- Job:
Find the lines containing "badge" and say how many there are, with no other words.

---------- Recorded data ----------

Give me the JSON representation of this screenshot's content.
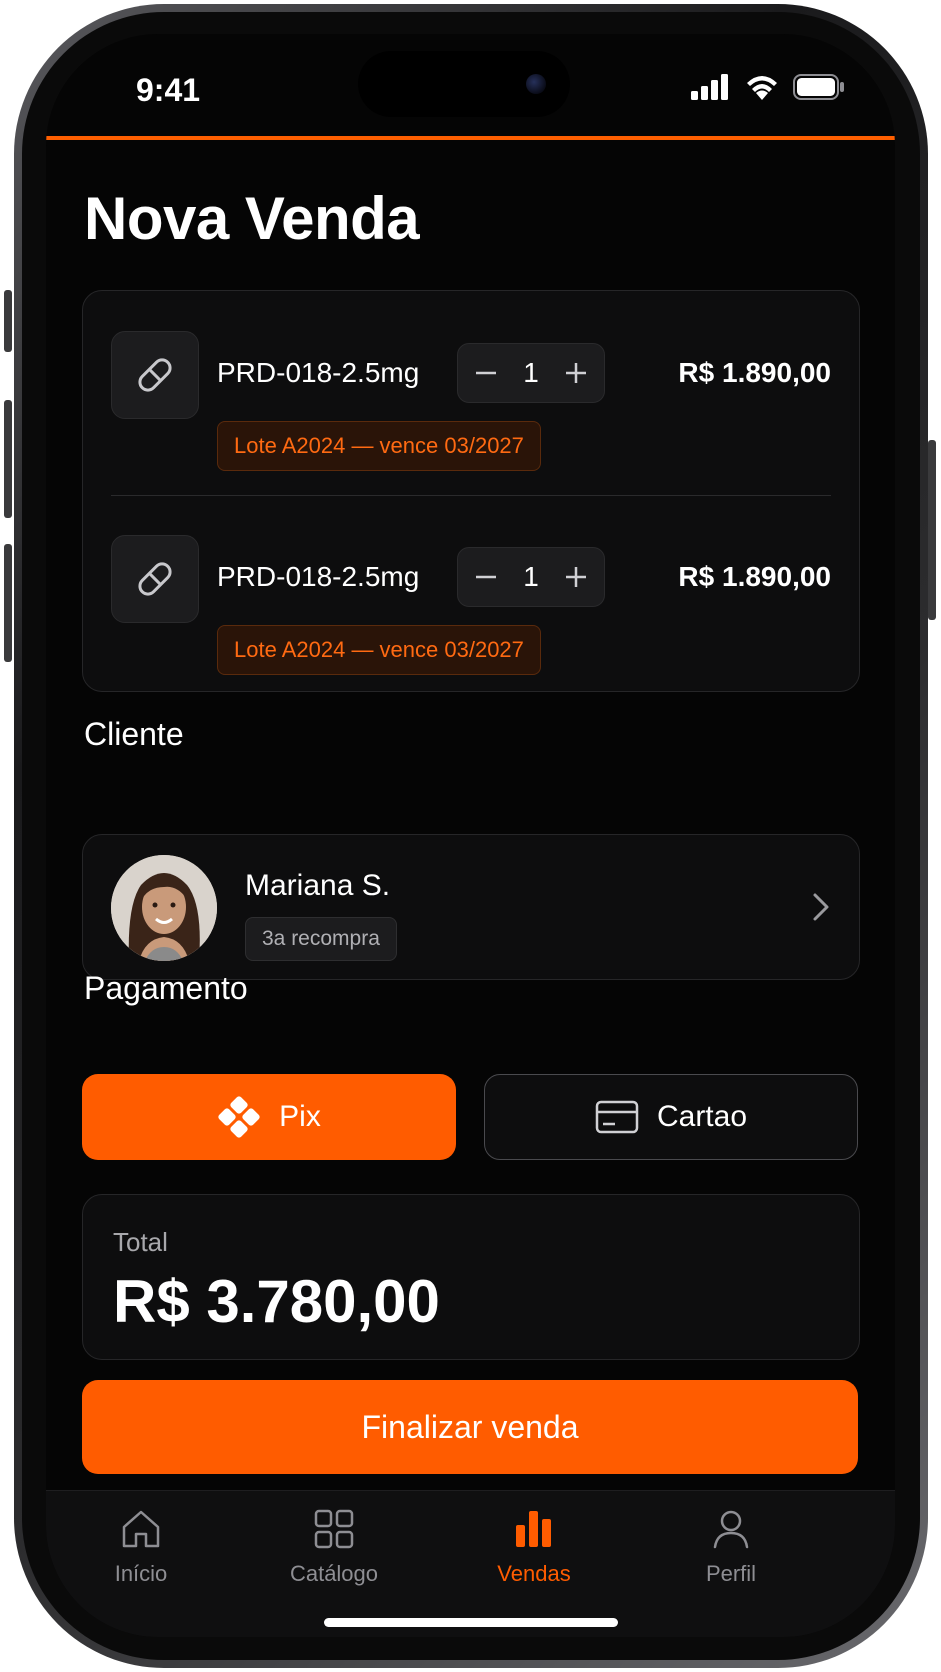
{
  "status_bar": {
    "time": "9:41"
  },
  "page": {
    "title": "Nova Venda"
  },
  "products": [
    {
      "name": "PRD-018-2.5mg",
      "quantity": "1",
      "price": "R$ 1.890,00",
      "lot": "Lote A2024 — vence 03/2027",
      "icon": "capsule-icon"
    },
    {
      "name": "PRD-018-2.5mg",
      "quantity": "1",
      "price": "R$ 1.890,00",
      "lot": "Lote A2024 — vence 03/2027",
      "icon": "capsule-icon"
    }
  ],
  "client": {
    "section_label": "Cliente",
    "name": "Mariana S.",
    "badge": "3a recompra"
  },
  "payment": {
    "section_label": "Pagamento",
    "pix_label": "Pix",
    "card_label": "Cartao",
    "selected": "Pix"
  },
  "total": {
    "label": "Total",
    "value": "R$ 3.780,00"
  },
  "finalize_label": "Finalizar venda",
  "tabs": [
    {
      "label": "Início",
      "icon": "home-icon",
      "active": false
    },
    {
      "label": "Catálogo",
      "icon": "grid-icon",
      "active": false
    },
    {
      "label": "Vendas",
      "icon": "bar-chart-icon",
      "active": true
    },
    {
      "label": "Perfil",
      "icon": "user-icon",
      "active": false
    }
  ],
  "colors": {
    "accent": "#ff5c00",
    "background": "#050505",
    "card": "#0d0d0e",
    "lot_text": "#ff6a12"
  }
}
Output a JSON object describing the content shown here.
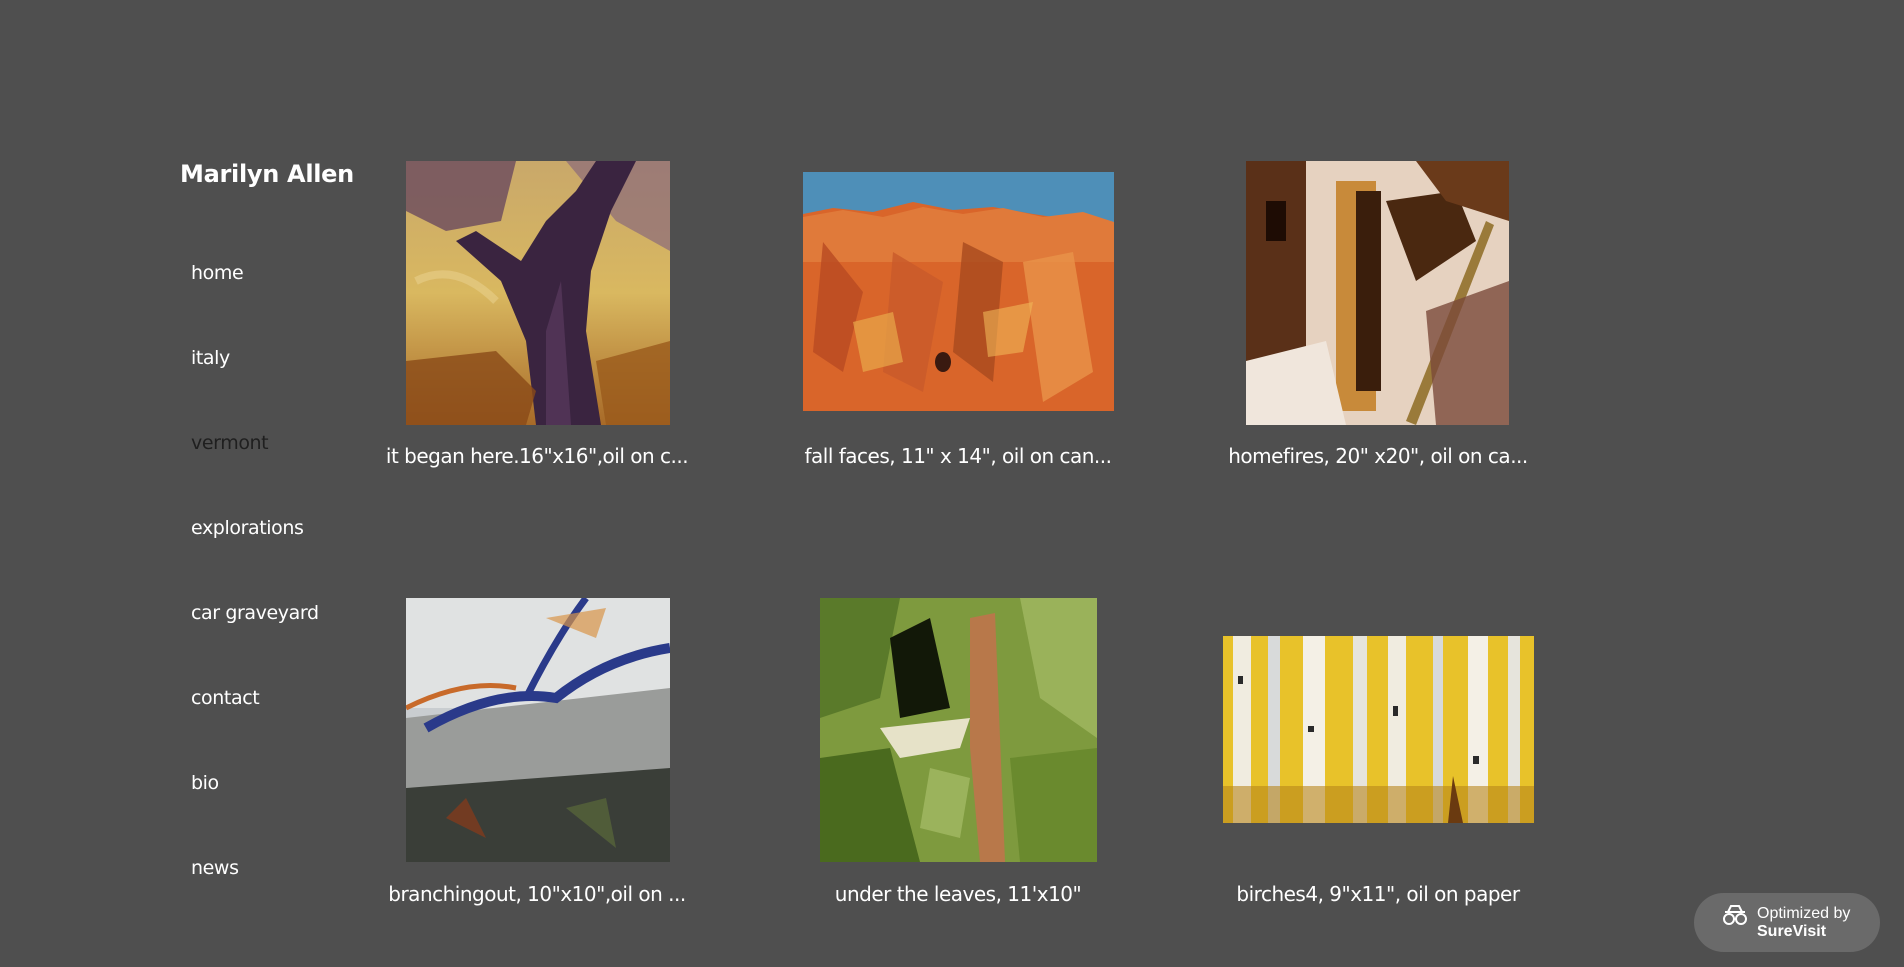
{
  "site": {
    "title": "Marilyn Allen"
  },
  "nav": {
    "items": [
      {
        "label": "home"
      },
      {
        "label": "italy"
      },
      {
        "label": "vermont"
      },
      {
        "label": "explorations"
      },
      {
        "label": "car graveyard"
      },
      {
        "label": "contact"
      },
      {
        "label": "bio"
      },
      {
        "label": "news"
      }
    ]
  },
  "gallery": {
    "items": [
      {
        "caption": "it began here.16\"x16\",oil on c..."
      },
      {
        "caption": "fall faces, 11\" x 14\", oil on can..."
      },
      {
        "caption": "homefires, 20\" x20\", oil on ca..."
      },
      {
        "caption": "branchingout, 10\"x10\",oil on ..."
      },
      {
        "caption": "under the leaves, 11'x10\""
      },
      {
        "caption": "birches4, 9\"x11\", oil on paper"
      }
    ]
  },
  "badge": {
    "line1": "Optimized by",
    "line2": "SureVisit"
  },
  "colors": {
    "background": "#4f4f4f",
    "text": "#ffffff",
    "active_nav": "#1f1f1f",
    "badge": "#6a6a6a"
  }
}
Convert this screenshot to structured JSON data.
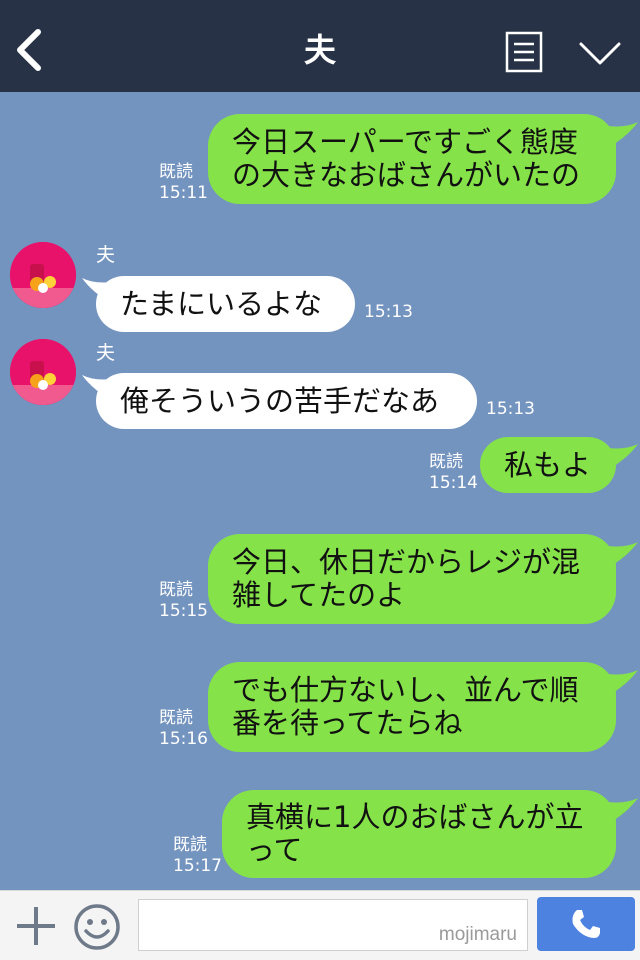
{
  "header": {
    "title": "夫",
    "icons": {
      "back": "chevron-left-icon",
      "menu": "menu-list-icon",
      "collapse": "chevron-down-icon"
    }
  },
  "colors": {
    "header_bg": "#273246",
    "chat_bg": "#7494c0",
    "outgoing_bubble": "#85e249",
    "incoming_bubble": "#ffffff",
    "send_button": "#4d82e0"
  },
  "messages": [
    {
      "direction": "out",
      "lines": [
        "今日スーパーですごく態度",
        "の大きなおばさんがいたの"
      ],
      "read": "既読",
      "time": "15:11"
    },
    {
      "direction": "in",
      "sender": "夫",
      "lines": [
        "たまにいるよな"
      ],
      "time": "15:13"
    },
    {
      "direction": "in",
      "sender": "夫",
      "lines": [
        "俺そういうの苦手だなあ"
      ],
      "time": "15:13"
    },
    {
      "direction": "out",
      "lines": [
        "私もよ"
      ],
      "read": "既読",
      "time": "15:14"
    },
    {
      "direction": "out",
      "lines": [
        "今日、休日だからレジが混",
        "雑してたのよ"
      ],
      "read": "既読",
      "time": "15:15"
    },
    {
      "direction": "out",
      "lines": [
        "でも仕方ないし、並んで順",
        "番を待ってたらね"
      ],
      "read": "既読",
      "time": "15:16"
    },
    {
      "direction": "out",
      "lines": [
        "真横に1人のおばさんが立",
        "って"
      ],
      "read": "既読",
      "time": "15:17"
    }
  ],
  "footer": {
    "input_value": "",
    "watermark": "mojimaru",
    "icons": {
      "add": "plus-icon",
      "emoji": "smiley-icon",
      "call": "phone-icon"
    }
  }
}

----------

- Solution to this problem:
3